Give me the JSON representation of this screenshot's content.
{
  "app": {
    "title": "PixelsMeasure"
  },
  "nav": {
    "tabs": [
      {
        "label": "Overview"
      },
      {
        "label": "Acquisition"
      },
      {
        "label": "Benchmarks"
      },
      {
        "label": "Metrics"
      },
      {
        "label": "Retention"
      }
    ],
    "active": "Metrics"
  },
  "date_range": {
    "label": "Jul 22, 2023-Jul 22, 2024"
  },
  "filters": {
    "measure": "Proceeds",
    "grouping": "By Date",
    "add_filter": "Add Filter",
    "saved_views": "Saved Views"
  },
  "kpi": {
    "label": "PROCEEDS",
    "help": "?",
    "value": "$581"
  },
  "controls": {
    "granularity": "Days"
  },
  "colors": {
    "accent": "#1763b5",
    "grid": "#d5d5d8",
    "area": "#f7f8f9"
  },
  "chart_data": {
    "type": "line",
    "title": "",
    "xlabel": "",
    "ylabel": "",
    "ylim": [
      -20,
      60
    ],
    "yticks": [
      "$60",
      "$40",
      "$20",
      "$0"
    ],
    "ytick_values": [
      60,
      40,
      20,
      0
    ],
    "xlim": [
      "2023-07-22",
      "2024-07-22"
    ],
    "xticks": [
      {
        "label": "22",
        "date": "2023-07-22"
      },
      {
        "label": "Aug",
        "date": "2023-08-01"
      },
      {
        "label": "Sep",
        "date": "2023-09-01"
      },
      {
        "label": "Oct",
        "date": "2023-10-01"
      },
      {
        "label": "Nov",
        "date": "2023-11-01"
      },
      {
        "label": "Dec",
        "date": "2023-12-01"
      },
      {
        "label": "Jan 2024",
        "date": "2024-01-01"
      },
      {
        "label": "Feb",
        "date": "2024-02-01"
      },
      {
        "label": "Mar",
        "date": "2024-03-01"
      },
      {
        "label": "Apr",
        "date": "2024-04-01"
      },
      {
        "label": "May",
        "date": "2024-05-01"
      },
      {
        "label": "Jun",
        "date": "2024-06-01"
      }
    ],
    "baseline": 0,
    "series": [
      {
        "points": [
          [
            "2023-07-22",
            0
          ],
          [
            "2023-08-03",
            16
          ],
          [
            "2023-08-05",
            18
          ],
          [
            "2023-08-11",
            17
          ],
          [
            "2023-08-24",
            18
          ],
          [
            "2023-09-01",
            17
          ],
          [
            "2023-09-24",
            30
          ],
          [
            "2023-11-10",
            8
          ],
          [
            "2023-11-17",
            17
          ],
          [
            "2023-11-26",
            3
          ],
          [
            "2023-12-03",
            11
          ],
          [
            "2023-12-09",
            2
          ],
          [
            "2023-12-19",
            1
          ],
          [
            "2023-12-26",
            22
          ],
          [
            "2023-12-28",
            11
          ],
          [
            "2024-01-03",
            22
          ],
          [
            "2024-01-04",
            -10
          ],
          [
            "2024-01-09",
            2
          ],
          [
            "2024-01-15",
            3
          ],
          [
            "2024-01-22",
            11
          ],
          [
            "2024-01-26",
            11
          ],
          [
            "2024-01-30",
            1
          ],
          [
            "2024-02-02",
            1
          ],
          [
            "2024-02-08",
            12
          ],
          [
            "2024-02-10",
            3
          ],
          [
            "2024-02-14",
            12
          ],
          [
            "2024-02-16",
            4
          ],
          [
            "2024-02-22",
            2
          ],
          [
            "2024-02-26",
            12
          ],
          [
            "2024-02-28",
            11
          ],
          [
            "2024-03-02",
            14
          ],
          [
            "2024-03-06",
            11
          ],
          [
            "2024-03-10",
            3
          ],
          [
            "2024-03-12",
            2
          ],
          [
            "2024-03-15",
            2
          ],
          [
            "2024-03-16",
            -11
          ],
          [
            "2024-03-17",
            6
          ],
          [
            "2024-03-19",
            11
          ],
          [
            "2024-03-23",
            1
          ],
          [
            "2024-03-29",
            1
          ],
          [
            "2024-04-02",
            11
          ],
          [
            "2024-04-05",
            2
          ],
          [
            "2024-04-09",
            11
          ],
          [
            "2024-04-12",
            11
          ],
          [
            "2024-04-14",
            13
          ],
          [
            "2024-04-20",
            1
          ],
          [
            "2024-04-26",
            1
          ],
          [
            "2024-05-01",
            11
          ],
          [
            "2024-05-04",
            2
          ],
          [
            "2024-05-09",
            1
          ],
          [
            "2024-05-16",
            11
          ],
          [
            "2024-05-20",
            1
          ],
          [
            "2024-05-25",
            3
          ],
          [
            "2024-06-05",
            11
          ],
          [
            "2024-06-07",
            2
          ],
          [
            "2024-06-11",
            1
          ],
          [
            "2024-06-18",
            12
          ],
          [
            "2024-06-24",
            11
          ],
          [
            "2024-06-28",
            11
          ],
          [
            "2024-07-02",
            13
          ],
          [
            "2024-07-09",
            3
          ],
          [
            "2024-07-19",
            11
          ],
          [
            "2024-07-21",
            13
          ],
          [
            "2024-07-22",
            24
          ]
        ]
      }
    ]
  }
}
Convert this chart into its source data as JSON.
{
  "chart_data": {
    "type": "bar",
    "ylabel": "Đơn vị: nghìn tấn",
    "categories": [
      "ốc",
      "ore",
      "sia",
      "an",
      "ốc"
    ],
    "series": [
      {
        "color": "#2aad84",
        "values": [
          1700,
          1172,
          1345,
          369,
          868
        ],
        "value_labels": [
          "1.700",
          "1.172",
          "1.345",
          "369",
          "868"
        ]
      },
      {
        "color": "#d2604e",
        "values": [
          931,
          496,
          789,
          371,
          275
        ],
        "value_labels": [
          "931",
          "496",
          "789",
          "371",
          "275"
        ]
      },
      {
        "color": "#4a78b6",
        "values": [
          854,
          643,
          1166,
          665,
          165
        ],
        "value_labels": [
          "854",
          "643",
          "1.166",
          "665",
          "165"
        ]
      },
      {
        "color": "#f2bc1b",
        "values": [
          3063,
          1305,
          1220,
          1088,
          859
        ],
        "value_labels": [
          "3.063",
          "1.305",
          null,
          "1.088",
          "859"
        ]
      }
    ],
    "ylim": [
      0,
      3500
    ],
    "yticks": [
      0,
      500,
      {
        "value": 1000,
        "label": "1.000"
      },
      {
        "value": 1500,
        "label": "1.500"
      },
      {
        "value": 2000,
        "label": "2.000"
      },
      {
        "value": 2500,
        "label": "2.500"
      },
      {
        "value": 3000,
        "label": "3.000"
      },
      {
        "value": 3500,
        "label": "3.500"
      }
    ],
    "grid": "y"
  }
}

##############################

> _WORK REQUIRED_
Take the data above and return it exactly.

> _THE SOLUTION_
Give me the JSON representation of this screenshot's content.
{
  "app": {
    "title": "PixelsMeasure"
  },
  "nav": {
    "tabs": [
      {
        "label": "Overview"
      },
      {
        "label": "Acquisition"
      },
      {
        "label": "Benchmarks"
      },
      {
        "label": "Metrics"
      },
      {
        "label": "Retention"
      }
    ],
    "active": "Metrics"
  },
  "date_range": {
    "label": "Jul 22, 2023-Jul 22, 2024"
  },
  "filters": {
    "measure": "Proceeds",
    "grouping": "By Date",
    "add_filter": "Add Filter",
    "saved_views": "Saved Views"
  },
  "kpi": {
    "label": "PROCEEDS",
    "help": "?",
    "value": "$581"
  },
  "controls": {
    "granularity": "Days"
  },
  "colors": {
    "accent": "#1763b5",
    "grid": "#d5d5d8",
    "area": "#f7f8f9"
  },
  "chart_data": {
    "type": "line",
    "title": "",
    "xlabel": "",
    "ylabel": "",
    "ylim": [
      -20,
      60
    ],
    "yticks": [
      "$60",
      "$40",
      "$20",
      "$0"
    ],
    "ytick_values": [
      60,
      40,
      20,
      0
    ],
    "xlim": [
      "2023-07-22",
      "2024-07-22"
    ],
    "xticks": [
      {
        "label": "22",
        "date": "2023-07-22"
      },
      {
        "label": "Aug",
        "date": "2023-08-01"
      },
      {
        "label": "Sep",
        "date": "2023-09-01"
      },
      {
        "label": "Oct",
        "date": "2023-10-01"
      },
      {
        "label": "Nov",
        "date": "2023-11-01"
      },
      {
        "label": "Dec",
        "date": "2023-12-01"
      },
      {
        "label": "Jan 2024",
        "date": "2024-01-01"
      },
      {
        "label": "Feb",
        "date": "2024-02-01"
      },
      {
        "label": "Mar",
        "date": "2024-03-01"
      },
      {
        "label": "Apr",
        "date": "2024-04-01"
      },
      {
        "label": "May",
        "date": "2024-05-01"
      },
      {
        "label": "Jun",
        "date": "2024-06-01"
      }
    ],
    "baseline": 0,
    "series": [
      {
        "points": [
          [
            "2023-07-22",
            0
          ],
          [
            "2023-08-03",
            16
          ],
          [
            "2023-08-05",
            18
          ],
          [
            "2023-08-11",
            17
          ],
          [
            "2023-08-24",
            18
          ],
          [
            "2023-09-01",
            17
          ],
          [
            "2023-09-24",
            30
          ],
          [
            "2023-11-10",
            8
          ],
          [
            "2023-11-17",
            17
          ],
          [
            "2023-11-26",
            3
          ],
          [
            "2023-12-03",
            11
          ],
          [
            "2023-12-09",
            2
          ],
          [
            "2023-12-19",
            1
          ],
          [
            "2023-12-26",
            22
          ],
          [
            "2023-12-28",
            11
          ],
          [
            "2024-01-03",
            22
          ],
          [
            "2024-01-04",
            -10
          ],
          [
            "2024-01-09",
            2
          ],
          [
            "2024-01-15",
            3
          ],
          [
            "2024-01-22",
            11
          ],
          [
            "2024-01-26",
            11
          ],
          [
            "2024-01-30",
            1
          ],
          [
            "2024-02-02",
            1
          ],
          [
            "2024-02-08",
            12
          ],
          [
            "2024-02-10",
            3
          ],
          [
            "2024-02-14",
            12
          ],
          [
            "2024-02-16",
            4
          ],
          [
            "2024-02-22",
            2
          ],
          [
            "2024-02-26",
            12
          ],
          [
            "2024-02-28",
            11
          ],
          [
            "2024-03-02",
            14
          ],
          [
            "2024-03-06",
            11
          ],
          [
            "2024-03-10",
            3
          ],
          [
            "2024-03-12",
            2
          ],
          [
            "2024-03-15",
            2
          ],
          [
            "2024-03-16",
            -11
          ],
          [
            "2024-03-17",
            6
          ],
          [
            "2024-03-19",
            11
          ],
          [
            "2024-03-23",
            1
          ],
          [
            "2024-03-29",
            1
          ],
          [
            "2024-04-02",
            11
          ],
          [
            "2024-04-05",
            2
          ],
          [
            "2024-04-09",
            11
          ],
          [
            "2024-04-12",
            11
          ],
          [
            "2024-04-14",
            13
          ],
          [
            "2024-04-20",
            1
          ],
          [
            "2024-04-26",
            1
          ],
          [
            "2024-05-01",
            11
          ],
          [
            "2024-05-04",
            2
          ],
          [
            "2024-05-09",
            1
          ],
          [
            "2024-05-16",
            11
          ],
          [
            "2024-05-20",
            1
          ],
          [
            "2024-05-25",
            3
          ],
          [
            "2024-06-05",
            11
          ],
          [
            "2024-06-07",
            2
          ],
          [
            "2024-06-11",
            1
          ],
          [
            "2024-06-18",
            12
          ],
          [
            "2024-06-24",
            11
          ],
          [
            "2024-06-28",
            11
          ],
          [
            "2024-07-02",
            13
          ],
          [
            "2024-07-09",
            3
          ],
          [
            "2024-07-19",
            11
          ],
          [
            "2024-07-21",
            13
          ],
          [
            "2024-07-22",
            24
          ]
        ]
      }
    ]
  }
}
Convert this chart into its source data as JSON.
{
  "chart_data": {
    "type": "bar",
    "ylabel": "Đơn vị: nghìn tấn",
    "categories": [
      "ốc",
      "ore",
      "sia",
      "an",
      "ốc"
    ],
    "series": [
      {
        "color": "#2aad84",
        "values": [
          1700,
          1172,
          1345,
          369,
          868
        ],
        "value_labels": [
          "1.700",
          "1.172",
          "1.345",
          "369",
          "868"
        ]
      },
      {
        "color": "#d2604e",
        "values": [
          931,
          496,
          789,
          371,
          275
        ],
        "value_labels": [
          "931",
          "496",
          "789",
          "371",
          "275"
        ]
      },
      {
        "color": "#4a78b6",
        "values": [
          854,
          643,
          1166,
          665,
          165
        ],
        "value_labels": [
          "854",
          "643",
          "1.166",
          "665",
          "165"
        ]
      },
      {
        "color": "#f2bc1b",
        "values": [
          3063,
          1305,
          1220,
          1088,
          859
        ],
        "value_labels": [
          "3.063",
          "1.305",
          null,
          "1.088",
          "859"
        ]
      }
    ],
    "ylim": [
      0,
      3500
    ],
    "yticks": [
      0,
      500,
      {
        "value": 1000,
        "label": "1.000"
      },
      {
        "value": 1500,
        "label": "1.500"
      },
      {
        "value": 2000,
        "label": "2.000"
      },
      {
        "value": 2500,
        "label": "2.500"
      },
      {
        "value": 3000,
        "label": "3.000"
      },
      {
        "value": 3500,
        "label": "3.500"
      }
    ],
    "grid": "y"
  }
}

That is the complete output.